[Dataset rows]
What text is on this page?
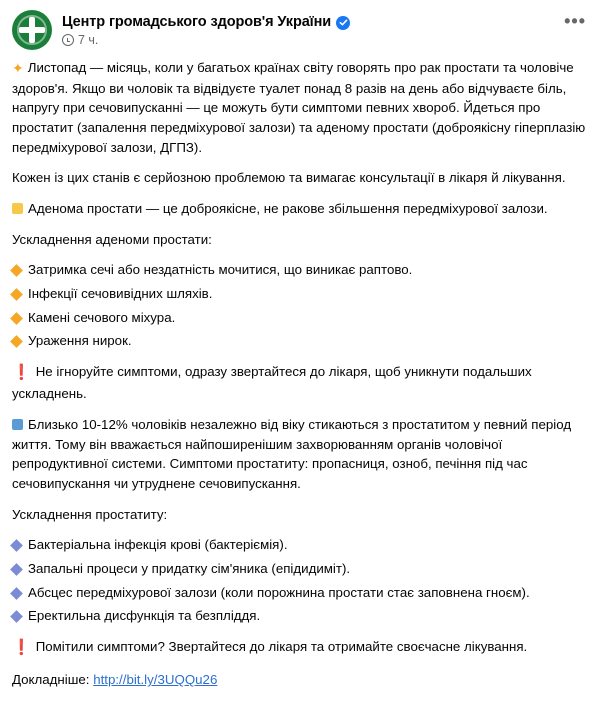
Центр громадського здоров'я України
7 ч.
•••

✦ Листопад — місяць, коли у багатьох країнах світу говорять про рак простати та чоловіче здоров'я. Якщо ви чоловік та відвідуєте туалет понад 8 разів на день або відчуваєте біль, напругу при сечовипусканні — це можуть бути симптоми певних хвороб. Йдеться про простатит (запалення передміхурової залози) та аденому простати (доброякісну гіперплазію передміхурової залози, ДГПЗ).

Кожен із цих станів є серйозною проблемою та вимагає консультації в лікаря й лікування.

Аденома простати — це доброякісне, не ракове збільшення передміхурової залози.

Ускладнення аденоми простати:

Затримка сечі або нездатність мочитися, що виникає раптово.
Інфекції сечовивідних шляхів.
Камені сечового міхура.
Ураження нирок.

❗ Не ігноруйте симптоми, одразу звертайтеся до лікаря, щоб уникнути подальших ускладнень.

Близько 10-12% чоловіків незалежно від віку стикаються з простатитом у певний період життя. Тому він вважається найпоширенішим захворюванням органів чоловічої репродуктивної системи. Симптоми простатиту: пропасниця, озноб, печіння під час сечовипускання чи утруднене сечовипускання.

Ускладнення простатиту:

Бактеріальна інфекція крові (бактеріємія).
Запальні процеси у придатку сім'яника (епідидиміт).
Абсцес передміхурової залози (коли порожнина простати стає заповнена гноєм).
Еректильна дисфункція та безпліддя.

❗ Помітили симптоми? Звертайтеся до лікаря та отримайте своєчасне лікування.

Докладніше: http://bit.ly/3UQQu26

### Directions
Lines that include the word "лікаря" are to be extracted from the data above.

### The reply
Кожен із цих станів є серйозною проблемою та вимагає консультації в лікаря й лікування.
❗ Не ігноруйте симптоми, одразу звертайтеся до лікаря, щоб уникнути подальших ускладнень.
❗ Помітили симптоми? Звертайтеся до лікаря та отримайте своєчасне лікування.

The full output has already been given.